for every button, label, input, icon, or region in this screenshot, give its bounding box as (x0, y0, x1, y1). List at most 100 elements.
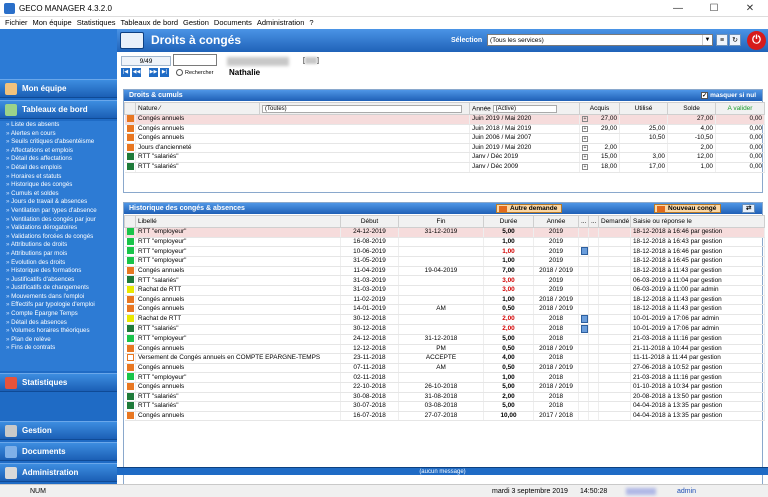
search-input[interactable] (173, 54, 217, 66)
document-icon[interactable] (581, 314, 588, 323)
table-row[interactable]: RTT "employeur" 31-05-2019 1,00 2019 18-12-2… (124, 256, 765, 267)
col-acquis[interactable]: Acquis (579, 102, 620, 115)
table-row[interactable]: Congés annuels 12-12-2018 PM 0,50 2018 / 201… (124, 344, 765, 355)
col-annee[interactable]: Année (533, 215, 579, 228)
table-row[interactable]: RTT "salariés" 30-12-2018 2,00 2018 10-01-20… (124, 324, 765, 336)
table-row[interactable]: Congés annuels 11-04-2019 19-04-2019 7,00 20… (124, 266, 765, 277)
sidebar-section-documents[interactable]: Documents (0, 442, 117, 461)
first-record-button[interactable]: |◀ (121, 68, 130, 77)
table-row[interactable]: RTT "employeur" 10-06-2019 1,00 2019 18-12-2… (124, 246, 765, 258)
autre-demande-button[interactable]: Autre demande (496, 204, 563, 213)
sidebar-item[interactable]: Justificatifs d'absences (0, 276, 117, 285)
sidebar-item[interactable]: Effectifs par typologie d'emploi (0, 301, 117, 310)
close-window-button[interactable]: ✕ (745, 3, 755, 14)
menu-documents[interactable]: Documents (213, 18, 252, 27)
expand-icon[interactable]: + (582, 144, 588, 151)
table-row[interactable]: Rachat de RTT 31-03-2019 3,00 2019 06-03-201… (124, 285, 765, 296)
col-nature[interactable]: Nature ⁄ (135, 102, 260, 115)
sidebar-item[interactable]: Jours de travail & absences (0, 198, 117, 207)
col-extra2[interactable]: ... (588, 215, 599, 228)
table-row[interactable]: Congés annuels 16-07-2018 27-07-2018 10,00 2… (124, 411, 765, 422)
table-row[interactable]: RTT "employeur" 24-12-2019 31-12-2019 5,00 2… (124, 227, 765, 238)
sidebar-item[interactable]: Seuils critiques d'absentéisme (0, 138, 117, 147)
sidebar-item[interactable]: Évolution des droits (0, 259, 117, 268)
search-button[interactable]: Rechercher (175, 68, 219, 78)
table-row[interactable]: Congés annuels 11-02-2019 1,00 2018 / 2019 1… (124, 295, 765, 306)
table-row[interactable]: Congés annuels 14-01-2019 AM 0,50 2018 / 201… (124, 304, 765, 315)
col-debut[interactable]: Début (340, 215, 399, 228)
table-row[interactable]: Congés annuels Juin 2018 / Mai 2019 +29,00… (124, 124, 765, 135)
sidebar-item[interactable]: Volumes horaires théoriques (0, 327, 117, 336)
table-row[interactable]: RTT "salariés" 30-07-2018 03-08-2018 5,00 20… (124, 401, 765, 412)
sidebar-item[interactable]: Détail des affectations (0, 155, 117, 164)
table-row[interactable]: RTT "salariés" 30-08-2018 31-08-2018 2,00 20… (124, 392, 765, 403)
sidebar-item[interactable]: Fins de contrats (0, 344, 117, 353)
menu-tableaux-de-bord[interactable]: Tableaux de bord (120, 18, 179, 27)
sidebar-item[interactable]: Cumuls et soldes (0, 190, 117, 199)
sidebar-item[interactable]: Horaires et statuts (0, 173, 117, 182)
sidebar-section-administration[interactable]: Administration (0, 463, 117, 482)
table-row[interactable]: RTT "employeur" 24-12-2018 31-12-2018 5,00 2… (124, 334, 765, 345)
expand-icon[interactable]: + (582, 154, 588, 161)
sidebar-item[interactable]: Détail des absences (0, 319, 117, 328)
sidebar-item[interactable]: Affectations et emplois (0, 147, 117, 156)
nouveau-conge-button[interactable]: Nouveau congé (654, 204, 722, 213)
next-record-button[interactable]: ▶▶ (149, 68, 158, 77)
table-row[interactable]: Rachat de RTT 30-12-2018 2,00 2018 10-01-201… (124, 314, 765, 325)
sidebar-item[interactable]: Validations forcées de congés (0, 233, 117, 242)
table-row[interactable]: RTT "salariés" Janv / Déc 2019 +15,00 3,00 1… (124, 152, 765, 163)
menu-administration[interactable]: Administration (256, 18, 305, 27)
col-utilise[interactable]: Utilisé (619, 102, 668, 115)
sidebar-section-tableaux-de-bord[interactable]: Tableaux de bord (0, 100, 117, 119)
nature-filter-select[interactable]: (Toutes) (262, 104, 462, 113)
minimize-button[interactable]: — (673, 3, 683, 14)
sidebar-item[interactable]: Historique des congés (0, 181, 117, 190)
sidebar-item[interactable]: Ventilation par types d'absence (0, 207, 117, 216)
sidebar-item[interactable]: Justificatifs de changements (0, 284, 117, 293)
menu-fichier[interactable]: Fichier (5, 18, 28, 27)
table-row[interactable]: Versement de Congés annuels en COMPTE EP… (124, 353, 765, 364)
menu-gestion[interactable]: Gestion (183, 18, 209, 27)
expand-icon[interactable]: + (582, 164, 588, 171)
sidebar-section-statistiques[interactable]: Statistiques (0, 373, 117, 392)
table-row[interactable]: Congés annuels Juin 2006 / Mai 2007 +10,50… (124, 133, 765, 144)
menu-help[interactable]: ? (309, 18, 314, 27)
sidebar-item[interactable]: Plan de relève (0, 336, 117, 345)
table-row[interactable]: RTT "employeur" 02-11-2018 1,00 2018 21-03-2… (124, 372, 765, 383)
expand-icon[interactable]: + (582, 135, 588, 142)
expand-icon[interactable]: + (582, 125, 588, 132)
table-row[interactable]: Congés annuels Juin 2019 / Mai 2020 +27,00… (124, 114, 765, 125)
selection-dropdown[interactable]: (Tous les services) ▼ (487, 34, 713, 46)
col-demande-le[interactable]: Demandé le (598, 215, 631, 228)
col-fin[interactable]: Fin (398, 215, 484, 228)
maximize-button[interactable]: ☐ (709, 3, 719, 14)
col-saisie[interactable]: Saisie ou réponse le (630, 215, 765, 228)
sidebar-item[interactable]: Liste des absents (0, 121, 117, 130)
export-button[interactable]: ⇄ (742, 204, 756, 213)
col-libelle[interactable]: Libellé (135, 215, 341, 228)
filter-button[interactable]: ≡ (716, 34, 728, 46)
col-duree[interactable]: Durée (483, 215, 534, 228)
last-record-button[interactable]: ▶| (160, 68, 169, 77)
table-row[interactable]: Jours d'ancienneté Juin 2019 / Mai 2020 +2… (124, 143, 765, 154)
sidebar-section-gestion[interactable]: Gestion (0, 421, 117, 440)
refresh-button[interactable]: ↻ (729, 34, 741, 46)
table-row[interactable]: Congés annuels 22-10-2018 26-10-2018 5,00 20… (124, 382, 765, 393)
sidebar-item[interactable]: Ventilation des congés par jour (0, 216, 117, 225)
chevron-down-icon[interactable]: ▼ (702, 35, 712, 45)
sidebar-item[interactable]: Détail des emplois (0, 164, 117, 173)
annee-filter-select[interactable]: (Active) (492, 104, 557, 113)
sidebar-item[interactable]: Alertes en cours (0, 130, 117, 139)
sidebar-item[interactable]: Compte Épargne Temps (0, 310, 117, 319)
col-solde[interactable]: Solde (667, 102, 716, 115)
masquer-checkbox[interactable]: ✓ masquer si nul (701, 91, 756, 100)
table-row[interactable]: RTT "salariés" 31-03-2019 3,00 2019 06-03-20… (124, 275, 765, 287)
col-nature-filter[interactable]: (Toutes) (259, 102, 470, 115)
table-row[interactable]: RTT "salariés" Janv / Déc 2009 +18,00 17,00… (124, 162, 765, 173)
expand-icon[interactable]: + (582, 116, 588, 123)
sidebar-item[interactable]: Attributions de droits (0, 241, 117, 250)
table-row[interactable]: Congés annuels 07-11-2018 AM 0,50 2018 / 201… (124, 363, 765, 374)
col-a-valider[interactable]: A valider (715, 102, 765, 115)
prev-record-button[interactable]: ◀◀ (132, 68, 141, 77)
sidebar-item[interactable]: Historique des formations (0, 267, 117, 276)
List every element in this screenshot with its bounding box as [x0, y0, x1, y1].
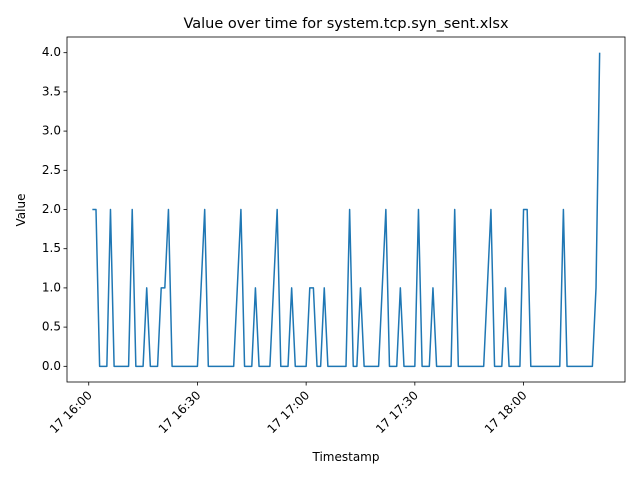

******

# [Task prompt]
Change "table-row" to "list-row" in the lines starting with the one containing "search-input[interactable] (173, 54, 217, 66)" and going on through the one containing "442, 117, 461)". Give only those lines again, with nothing else altered.

# [Expected answer]
search-input[interactable] (173, 54, 217, 66)
document-icon[interactable] (581, 314, 588, 323)
list-row[interactable]: RTT "employeur" 31-05-2019 1,00 2019 18-12-2… (124, 256, 765, 267)
col-acquis[interactable]: Acquis (579, 102, 620, 115)
list-row[interactable]: Congés annuels 12-12-2018 PM 0,50 2018 / 201… (124, 344, 765, 355)
col-annee[interactable]: Année (533, 215, 579, 228)
list-row[interactable]: RTT "salariés" 30-12-2018 2,00 2018 10-01-20… (124, 324, 765, 336)
list-row[interactable]: Congés annuels 11-04-2019 19-04-2019 7,00 20… (124, 266, 765, 277)
sidebar-section-documents[interactable]: Documents (0, 442, 117, 461)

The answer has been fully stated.